◆ Your objective:
Look through the material below, count the lines containing the word "于原因消灭后", and state only the count.

◆ Material:
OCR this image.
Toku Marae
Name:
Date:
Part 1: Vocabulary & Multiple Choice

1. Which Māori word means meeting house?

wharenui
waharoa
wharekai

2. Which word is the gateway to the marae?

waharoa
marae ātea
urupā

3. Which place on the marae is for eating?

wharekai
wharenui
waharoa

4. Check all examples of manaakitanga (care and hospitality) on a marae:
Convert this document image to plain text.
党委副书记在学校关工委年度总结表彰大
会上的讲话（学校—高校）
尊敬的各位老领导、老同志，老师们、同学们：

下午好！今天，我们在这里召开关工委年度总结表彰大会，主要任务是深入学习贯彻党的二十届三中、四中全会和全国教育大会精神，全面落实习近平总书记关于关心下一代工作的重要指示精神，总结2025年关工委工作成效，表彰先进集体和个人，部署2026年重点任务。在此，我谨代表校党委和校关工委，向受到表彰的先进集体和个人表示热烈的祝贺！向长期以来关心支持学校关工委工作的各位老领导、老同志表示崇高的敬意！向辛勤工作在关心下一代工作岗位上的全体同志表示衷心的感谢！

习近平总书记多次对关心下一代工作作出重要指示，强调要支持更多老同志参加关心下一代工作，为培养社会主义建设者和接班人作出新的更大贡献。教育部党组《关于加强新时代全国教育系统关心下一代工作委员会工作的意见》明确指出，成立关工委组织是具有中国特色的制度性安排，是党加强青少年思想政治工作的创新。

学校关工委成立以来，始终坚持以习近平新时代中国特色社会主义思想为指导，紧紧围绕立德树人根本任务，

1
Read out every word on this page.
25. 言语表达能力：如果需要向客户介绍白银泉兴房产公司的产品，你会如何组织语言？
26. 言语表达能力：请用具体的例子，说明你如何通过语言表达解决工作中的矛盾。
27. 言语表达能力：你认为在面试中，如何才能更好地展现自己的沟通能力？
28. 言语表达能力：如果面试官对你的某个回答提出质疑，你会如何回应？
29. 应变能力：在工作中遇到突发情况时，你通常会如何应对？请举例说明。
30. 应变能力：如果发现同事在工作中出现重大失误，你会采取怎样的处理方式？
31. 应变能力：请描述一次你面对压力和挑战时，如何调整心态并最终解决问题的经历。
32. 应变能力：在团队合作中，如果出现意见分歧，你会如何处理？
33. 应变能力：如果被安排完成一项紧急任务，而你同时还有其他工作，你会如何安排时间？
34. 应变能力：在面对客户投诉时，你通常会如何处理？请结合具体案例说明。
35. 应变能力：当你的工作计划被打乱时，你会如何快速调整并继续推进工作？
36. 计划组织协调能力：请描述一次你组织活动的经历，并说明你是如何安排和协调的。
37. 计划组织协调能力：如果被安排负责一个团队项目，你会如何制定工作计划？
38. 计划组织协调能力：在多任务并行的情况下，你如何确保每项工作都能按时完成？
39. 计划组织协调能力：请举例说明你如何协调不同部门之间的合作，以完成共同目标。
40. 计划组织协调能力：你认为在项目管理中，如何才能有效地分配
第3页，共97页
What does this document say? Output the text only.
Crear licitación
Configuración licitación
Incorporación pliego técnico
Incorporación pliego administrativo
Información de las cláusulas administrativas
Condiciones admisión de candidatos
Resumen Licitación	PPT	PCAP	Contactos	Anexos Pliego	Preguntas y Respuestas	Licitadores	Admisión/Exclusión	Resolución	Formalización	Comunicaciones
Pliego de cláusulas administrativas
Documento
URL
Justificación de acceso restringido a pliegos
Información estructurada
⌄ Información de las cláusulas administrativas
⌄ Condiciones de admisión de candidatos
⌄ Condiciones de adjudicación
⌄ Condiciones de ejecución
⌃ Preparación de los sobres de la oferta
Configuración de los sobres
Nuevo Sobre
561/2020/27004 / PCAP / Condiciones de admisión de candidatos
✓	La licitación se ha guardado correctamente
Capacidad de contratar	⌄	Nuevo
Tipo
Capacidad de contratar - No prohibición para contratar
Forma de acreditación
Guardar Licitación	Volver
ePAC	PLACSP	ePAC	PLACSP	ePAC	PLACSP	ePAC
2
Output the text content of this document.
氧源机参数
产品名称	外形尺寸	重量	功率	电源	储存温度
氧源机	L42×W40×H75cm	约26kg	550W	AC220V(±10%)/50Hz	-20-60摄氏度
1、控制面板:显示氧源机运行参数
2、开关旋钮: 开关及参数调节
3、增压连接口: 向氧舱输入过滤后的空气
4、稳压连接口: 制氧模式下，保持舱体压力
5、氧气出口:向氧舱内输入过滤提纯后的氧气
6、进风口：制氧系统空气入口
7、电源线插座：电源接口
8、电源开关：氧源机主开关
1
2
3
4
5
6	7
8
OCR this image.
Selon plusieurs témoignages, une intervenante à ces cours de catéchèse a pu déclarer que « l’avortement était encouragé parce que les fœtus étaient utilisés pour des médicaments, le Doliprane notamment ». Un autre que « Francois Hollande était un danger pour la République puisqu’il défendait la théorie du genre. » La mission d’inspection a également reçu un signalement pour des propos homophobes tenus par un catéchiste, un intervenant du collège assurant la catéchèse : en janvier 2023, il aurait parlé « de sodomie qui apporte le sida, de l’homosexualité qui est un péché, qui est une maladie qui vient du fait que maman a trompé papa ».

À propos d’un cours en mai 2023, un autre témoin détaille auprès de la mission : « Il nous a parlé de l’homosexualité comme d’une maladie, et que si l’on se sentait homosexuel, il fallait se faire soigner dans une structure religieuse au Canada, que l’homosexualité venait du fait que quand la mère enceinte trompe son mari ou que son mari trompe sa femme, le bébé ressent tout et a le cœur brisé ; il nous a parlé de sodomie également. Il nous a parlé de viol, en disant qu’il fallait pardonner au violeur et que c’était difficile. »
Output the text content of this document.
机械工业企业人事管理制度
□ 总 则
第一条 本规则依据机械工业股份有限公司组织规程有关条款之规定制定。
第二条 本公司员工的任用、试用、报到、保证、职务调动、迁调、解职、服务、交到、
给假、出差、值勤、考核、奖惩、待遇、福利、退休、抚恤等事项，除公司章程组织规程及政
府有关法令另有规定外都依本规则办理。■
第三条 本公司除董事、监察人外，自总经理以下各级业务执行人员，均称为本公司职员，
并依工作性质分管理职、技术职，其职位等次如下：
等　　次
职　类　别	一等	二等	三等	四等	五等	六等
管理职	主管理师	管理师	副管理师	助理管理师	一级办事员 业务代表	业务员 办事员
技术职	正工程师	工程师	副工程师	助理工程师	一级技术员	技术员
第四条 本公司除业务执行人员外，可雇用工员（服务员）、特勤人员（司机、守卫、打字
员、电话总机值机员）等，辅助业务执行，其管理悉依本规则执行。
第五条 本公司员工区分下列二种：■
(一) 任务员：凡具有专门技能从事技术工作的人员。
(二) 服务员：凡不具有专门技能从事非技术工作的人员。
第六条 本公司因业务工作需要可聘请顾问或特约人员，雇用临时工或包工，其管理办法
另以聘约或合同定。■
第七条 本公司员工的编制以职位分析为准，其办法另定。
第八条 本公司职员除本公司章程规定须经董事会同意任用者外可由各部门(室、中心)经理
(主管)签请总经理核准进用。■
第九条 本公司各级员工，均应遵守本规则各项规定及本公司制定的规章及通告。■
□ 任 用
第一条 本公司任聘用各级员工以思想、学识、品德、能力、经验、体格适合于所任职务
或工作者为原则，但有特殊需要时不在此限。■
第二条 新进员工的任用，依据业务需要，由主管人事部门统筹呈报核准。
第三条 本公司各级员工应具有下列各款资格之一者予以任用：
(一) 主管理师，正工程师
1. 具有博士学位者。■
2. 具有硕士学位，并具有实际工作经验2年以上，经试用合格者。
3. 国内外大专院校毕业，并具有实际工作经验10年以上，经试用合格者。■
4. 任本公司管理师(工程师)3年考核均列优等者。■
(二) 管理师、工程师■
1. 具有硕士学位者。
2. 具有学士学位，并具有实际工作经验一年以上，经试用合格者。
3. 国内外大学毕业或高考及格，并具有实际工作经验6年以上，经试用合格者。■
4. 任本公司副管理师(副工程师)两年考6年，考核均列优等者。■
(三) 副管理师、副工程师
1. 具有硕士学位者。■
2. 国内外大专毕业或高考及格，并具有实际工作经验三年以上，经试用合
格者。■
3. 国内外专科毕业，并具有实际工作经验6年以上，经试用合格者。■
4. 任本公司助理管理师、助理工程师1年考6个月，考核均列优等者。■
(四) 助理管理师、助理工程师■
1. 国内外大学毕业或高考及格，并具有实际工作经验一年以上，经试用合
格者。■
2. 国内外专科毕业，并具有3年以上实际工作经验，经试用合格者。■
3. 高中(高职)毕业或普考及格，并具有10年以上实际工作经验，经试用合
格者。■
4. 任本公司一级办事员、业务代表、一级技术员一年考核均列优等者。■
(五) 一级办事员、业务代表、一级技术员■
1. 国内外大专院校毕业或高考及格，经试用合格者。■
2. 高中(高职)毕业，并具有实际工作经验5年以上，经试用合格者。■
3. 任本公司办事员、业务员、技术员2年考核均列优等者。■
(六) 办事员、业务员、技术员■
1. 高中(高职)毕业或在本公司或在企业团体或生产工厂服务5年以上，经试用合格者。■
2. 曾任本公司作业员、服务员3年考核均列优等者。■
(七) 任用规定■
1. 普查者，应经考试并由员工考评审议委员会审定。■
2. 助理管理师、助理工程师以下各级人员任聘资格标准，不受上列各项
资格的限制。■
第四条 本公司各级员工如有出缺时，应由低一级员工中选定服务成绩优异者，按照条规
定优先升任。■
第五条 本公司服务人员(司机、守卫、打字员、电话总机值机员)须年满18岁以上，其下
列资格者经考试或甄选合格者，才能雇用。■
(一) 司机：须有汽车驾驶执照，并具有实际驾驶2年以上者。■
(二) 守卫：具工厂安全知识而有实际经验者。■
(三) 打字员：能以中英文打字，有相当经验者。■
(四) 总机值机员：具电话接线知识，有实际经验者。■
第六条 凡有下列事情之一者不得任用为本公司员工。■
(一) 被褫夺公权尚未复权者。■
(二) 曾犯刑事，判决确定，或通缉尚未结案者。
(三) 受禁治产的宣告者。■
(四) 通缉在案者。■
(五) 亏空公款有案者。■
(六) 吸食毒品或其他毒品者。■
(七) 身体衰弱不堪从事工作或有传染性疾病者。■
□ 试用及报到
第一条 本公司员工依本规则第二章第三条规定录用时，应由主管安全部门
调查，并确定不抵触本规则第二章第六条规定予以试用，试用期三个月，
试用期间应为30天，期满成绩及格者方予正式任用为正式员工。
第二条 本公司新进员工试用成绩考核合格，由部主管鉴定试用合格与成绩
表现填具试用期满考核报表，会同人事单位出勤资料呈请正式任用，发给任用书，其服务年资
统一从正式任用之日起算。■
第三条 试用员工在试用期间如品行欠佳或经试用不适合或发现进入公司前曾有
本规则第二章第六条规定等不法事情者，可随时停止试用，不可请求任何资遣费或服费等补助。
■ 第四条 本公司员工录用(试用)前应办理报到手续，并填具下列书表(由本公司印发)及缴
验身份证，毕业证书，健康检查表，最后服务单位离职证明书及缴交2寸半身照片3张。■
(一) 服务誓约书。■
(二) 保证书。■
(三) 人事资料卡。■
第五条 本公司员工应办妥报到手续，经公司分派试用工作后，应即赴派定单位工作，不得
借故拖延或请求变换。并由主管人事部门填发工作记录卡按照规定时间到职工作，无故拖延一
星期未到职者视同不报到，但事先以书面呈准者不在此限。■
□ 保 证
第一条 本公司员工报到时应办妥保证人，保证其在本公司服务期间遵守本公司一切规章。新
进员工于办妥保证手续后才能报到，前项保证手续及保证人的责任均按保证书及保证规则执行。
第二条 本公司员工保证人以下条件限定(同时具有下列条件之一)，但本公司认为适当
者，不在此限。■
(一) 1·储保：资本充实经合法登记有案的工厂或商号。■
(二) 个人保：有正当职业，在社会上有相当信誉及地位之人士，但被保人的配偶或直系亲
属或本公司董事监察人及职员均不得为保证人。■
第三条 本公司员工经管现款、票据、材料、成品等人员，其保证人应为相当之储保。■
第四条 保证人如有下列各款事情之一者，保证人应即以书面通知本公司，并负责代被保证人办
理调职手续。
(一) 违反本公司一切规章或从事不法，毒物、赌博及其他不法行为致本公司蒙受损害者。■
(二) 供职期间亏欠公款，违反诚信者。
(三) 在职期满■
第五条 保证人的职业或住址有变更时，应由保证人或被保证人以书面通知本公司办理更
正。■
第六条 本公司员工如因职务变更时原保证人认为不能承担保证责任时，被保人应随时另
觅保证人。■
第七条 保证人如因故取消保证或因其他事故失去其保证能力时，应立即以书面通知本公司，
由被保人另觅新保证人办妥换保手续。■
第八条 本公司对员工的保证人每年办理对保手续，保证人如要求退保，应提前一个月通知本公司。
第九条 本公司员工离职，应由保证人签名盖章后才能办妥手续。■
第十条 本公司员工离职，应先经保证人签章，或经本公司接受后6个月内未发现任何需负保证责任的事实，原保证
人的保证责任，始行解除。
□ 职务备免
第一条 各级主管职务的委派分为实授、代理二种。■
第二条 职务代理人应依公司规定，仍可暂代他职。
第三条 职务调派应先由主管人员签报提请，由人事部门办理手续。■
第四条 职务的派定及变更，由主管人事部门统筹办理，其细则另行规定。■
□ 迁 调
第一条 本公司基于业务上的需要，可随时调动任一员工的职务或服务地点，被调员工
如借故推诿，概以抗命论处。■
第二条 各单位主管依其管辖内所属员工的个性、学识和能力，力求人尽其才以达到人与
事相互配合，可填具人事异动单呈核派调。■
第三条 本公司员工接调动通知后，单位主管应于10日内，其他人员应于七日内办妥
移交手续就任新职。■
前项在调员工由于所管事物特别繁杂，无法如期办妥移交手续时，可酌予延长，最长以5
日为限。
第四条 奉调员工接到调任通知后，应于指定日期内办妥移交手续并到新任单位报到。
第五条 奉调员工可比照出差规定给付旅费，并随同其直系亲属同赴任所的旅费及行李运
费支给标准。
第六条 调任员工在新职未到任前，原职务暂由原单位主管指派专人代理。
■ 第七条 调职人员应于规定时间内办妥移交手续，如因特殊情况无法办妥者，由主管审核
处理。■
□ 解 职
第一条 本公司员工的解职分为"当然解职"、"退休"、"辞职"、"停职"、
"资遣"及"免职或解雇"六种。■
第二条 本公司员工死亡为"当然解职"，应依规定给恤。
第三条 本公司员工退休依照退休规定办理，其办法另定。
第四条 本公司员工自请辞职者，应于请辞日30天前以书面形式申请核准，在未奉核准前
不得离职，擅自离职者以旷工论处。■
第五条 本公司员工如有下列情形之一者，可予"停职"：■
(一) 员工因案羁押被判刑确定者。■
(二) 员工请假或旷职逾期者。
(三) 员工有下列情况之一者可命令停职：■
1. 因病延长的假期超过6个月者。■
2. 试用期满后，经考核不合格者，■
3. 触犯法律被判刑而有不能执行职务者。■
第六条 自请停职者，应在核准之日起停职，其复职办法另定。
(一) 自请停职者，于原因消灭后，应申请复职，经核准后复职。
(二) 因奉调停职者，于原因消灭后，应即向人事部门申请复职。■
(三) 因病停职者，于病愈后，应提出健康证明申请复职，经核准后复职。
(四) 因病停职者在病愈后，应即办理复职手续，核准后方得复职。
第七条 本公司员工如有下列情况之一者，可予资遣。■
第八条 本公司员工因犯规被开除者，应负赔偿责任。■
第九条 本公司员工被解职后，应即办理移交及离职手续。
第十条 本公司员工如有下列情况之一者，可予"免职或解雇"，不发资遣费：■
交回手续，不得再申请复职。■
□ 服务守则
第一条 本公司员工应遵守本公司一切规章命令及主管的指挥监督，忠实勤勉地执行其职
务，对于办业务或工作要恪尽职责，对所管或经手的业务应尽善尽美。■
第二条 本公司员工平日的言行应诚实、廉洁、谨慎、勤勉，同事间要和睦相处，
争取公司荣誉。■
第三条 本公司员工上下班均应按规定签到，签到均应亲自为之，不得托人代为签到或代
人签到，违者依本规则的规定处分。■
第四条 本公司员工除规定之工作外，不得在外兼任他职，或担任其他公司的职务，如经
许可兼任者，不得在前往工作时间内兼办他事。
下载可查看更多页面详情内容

◆ Completed exercise:
2